▶ _DATA SHOWN_:

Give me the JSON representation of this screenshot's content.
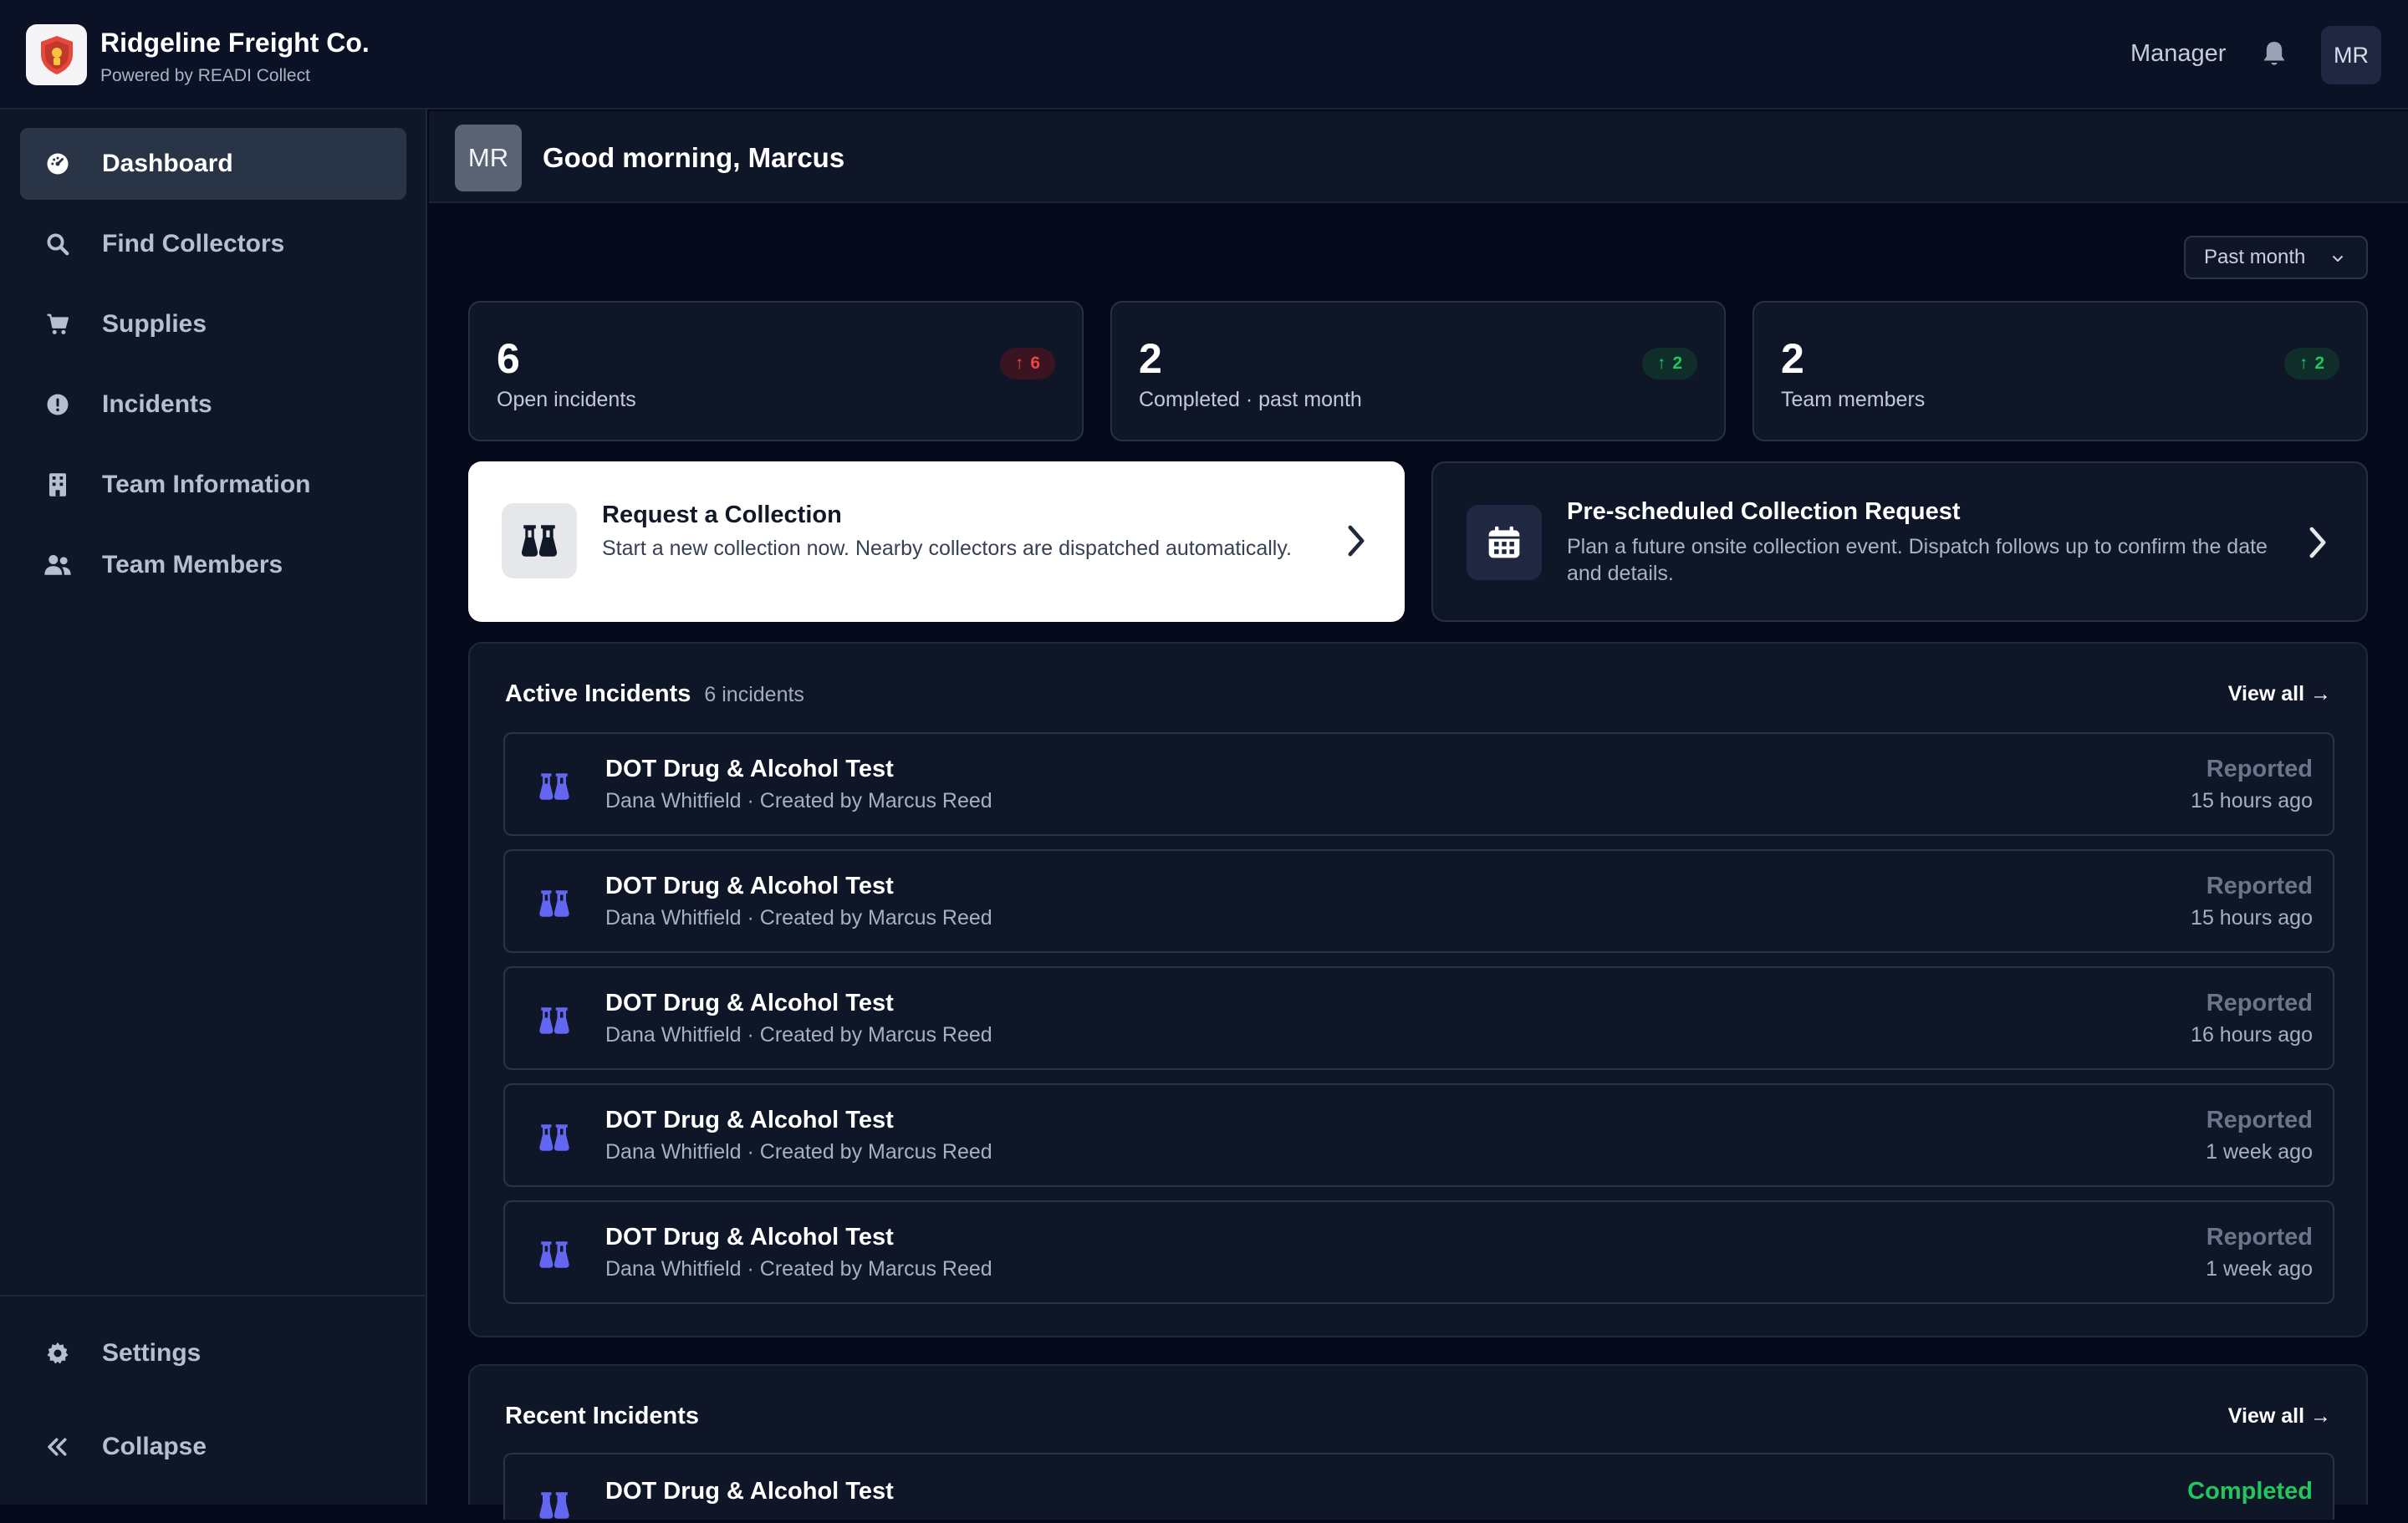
{
  "brand": {
    "name": "Ridgeline Freight Co.",
    "subtitle": "Powered by READI Collect"
  },
  "header": {
    "role": "Manager",
    "avatar_initials": "MR",
    "bell_icon": "bell-icon"
  },
  "sidebar": {
    "items": [
      {
        "label": "Dashboard",
        "icon": "dashboard-icon",
        "active": true
      },
      {
        "label": "Find Collectors",
        "icon": "search-icon",
        "active": false
      },
      {
        "label": "Supplies",
        "icon": "cart-icon",
        "active": false
      },
      {
        "label": "Incidents",
        "icon": "alert-circle-icon",
        "active": false
      },
      {
        "label": "Team Information",
        "icon": "building-icon",
        "active": false
      },
      {
        "label": "Team Members",
        "icon": "users-icon",
        "active": false
      }
    ],
    "settings_label": "Settings",
    "collapse_label": "Collapse"
  },
  "greeting": {
    "avatar_initials": "MR",
    "text": "Good morning, Marcus"
  },
  "period": {
    "selected": "Past month"
  },
  "stats": [
    {
      "value": "6",
      "label": "Open incidents",
      "badge": "6",
      "trend": "up",
      "tone": "red"
    },
    {
      "value": "2",
      "label": "Completed · past month",
      "badge": "2",
      "trend": "up",
      "tone": "green"
    },
    {
      "value": "2",
      "label": "Team members",
      "badge": "2",
      "trend": "up",
      "tone": "green"
    }
  ],
  "actions": {
    "request": {
      "title": "Request a Collection",
      "description": "Start a new collection now. Nearby collectors are dispatched automatically."
    },
    "prescheduled": {
      "title": "Pre-scheduled Collection Request",
      "description": "Plan a future onsite collection event. Dispatch follows up to confirm the date and details."
    }
  },
  "active_incidents": {
    "title": "Active Incidents",
    "count": "6 incidents",
    "view_all": "View all →",
    "items": [
      {
        "title": "DOT Drug & Alcohol Test",
        "subtitle": "Dana Whitfield · Created by Marcus Reed",
        "status": "Reported",
        "time": "15 hours ago"
      },
      {
        "title": "DOT Drug & Alcohol Test",
        "subtitle": "Dana Whitfield · Created by Marcus Reed",
        "status": "Reported",
        "time": "15 hours ago"
      },
      {
        "title": "DOT Drug & Alcohol Test",
        "subtitle": "Dana Whitfield · Created by Marcus Reed",
        "status": "Reported",
        "time": "16 hours ago"
      },
      {
        "title": "DOT Drug & Alcohol Test",
        "subtitle": "Dana Whitfield · Created by Marcus Reed",
        "status": "Reported",
        "time": "1 week ago"
      },
      {
        "title": "DOT Drug & Alcohol Test",
        "subtitle": "Dana Whitfield · Created by Marcus Reed",
        "status": "Reported",
        "time": "1 week ago"
      }
    ]
  },
  "recent_incidents": {
    "title": "Recent Incidents",
    "view_all": "View all →",
    "items": [
      {
        "title": "DOT Drug & Alcohol Test",
        "status": "Completed"
      }
    ]
  },
  "colors": {
    "background": "#040a1c",
    "surface": "#0f1628",
    "accent_icon": "#6366f1",
    "danger": "#ef4444",
    "success": "#22c55e"
  }
}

▶ _GIVEN INSTRUCTION_:
Every line of the data should be copied as it stands, without the images.

▶ _THE RESPONSE_:
Give me the JSON representation of this screenshot's content.
{
  "brand": {
    "name": "Ridgeline Freight Co.",
    "subtitle": "Powered by READI Collect"
  },
  "header": {
    "role": "Manager",
    "avatar_initials": "MR",
    "bell_icon": "bell-icon"
  },
  "sidebar": {
    "items": [
      {
        "label": "Dashboard",
        "icon": "dashboard-icon",
        "active": true
      },
      {
        "label": "Find Collectors",
        "icon": "search-icon",
        "active": false
      },
      {
        "label": "Supplies",
        "icon": "cart-icon",
        "active": false
      },
      {
        "label": "Incidents",
        "icon": "alert-circle-icon",
        "active": false
      },
      {
        "label": "Team Information",
        "icon": "building-icon",
        "active": false
      },
      {
        "label": "Team Members",
        "icon": "users-icon",
        "active": false
      }
    ],
    "settings_label": "Settings",
    "collapse_label": "Collapse"
  },
  "greeting": {
    "avatar_initials": "MR",
    "text": "Good morning, Marcus"
  },
  "period": {
    "selected": "Past month"
  },
  "stats": [
    {
      "value": "6",
      "label": "Open incidents",
      "badge": "6",
      "trend": "up",
      "tone": "red"
    },
    {
      "value": "2",
      "label": "Completed · past month",
      "badge": "2",
      "trend": "up",
      "tone": "green"
    },
    {
      "value": "2",
      "label": "Team members",
      "badge": "2",
      "trend": "up",
      "tone": "green"
    }
  ],
  "actions": {
    "request": {
      "title": "Request a Collection",
      "description": "Start a new collection now. Nearby collectors are dispatched automatically."
    },
    "prescheduled": {
      "title": "Pre-scheduled Collection Request",
      "description": "Plan a future onsite collection event. Dispatch follows up to confirm the date and details."
    }
  },
  "active_incidents": {
    "title": "Active Incidents",
    "count": "6 incidents",
    "view_all": "View all →",
    "items": [
      {
        "title": "DOT Drug & Alcohol Test",
        "subtitle": "Dana Whitfield · Created by Marcus Reed",
        "status": "Reported",
        "time": "15 hours ago"
      },
      {
        "title": "DOT Drug & Alcohol Test",
        "subtitle": "Dana Whitfield · Created by Marcus Reed",
        "status": "Reported",
        "time": "15 hours ago"
      },
      {
        "title": "DOT Drug & Alcohol Test",
        "subtitle": "Dana Whitfield · Created by Marcus Reed",
        "status": "Reported",
        "time": "16 hours ago"
      },
      {
        "title": "DOT Drug & Alcohol Test",
        "subtitle": "Dana Whitfield · Created by Marcus Reed",
        "status": "Reported",
        "time": "1 week ago"
      },
      {
        "title": "DOT Drug & Alcohol Test",
        "subtitle": "Dana Whitfield · Created by Marcus Reed",
        "status": "Reported",
        "time": "1 week ago"
      }
    ]
  },
  "recent_incidents": {
    "title": "Recent Incidents",
    "view_all": "View all →",
    "items": [
      {
        "title": "DOT Drug & Alcohol Test",
        "status": "Completed"
      }
    ]
  },
  "colors": {
    "background": "#040a1c",
    "surface": "#0f1628",
    "accent_icon": "#6366f1",
    "danger": "#ef4444",
    "success": "#22c55e"
  }
}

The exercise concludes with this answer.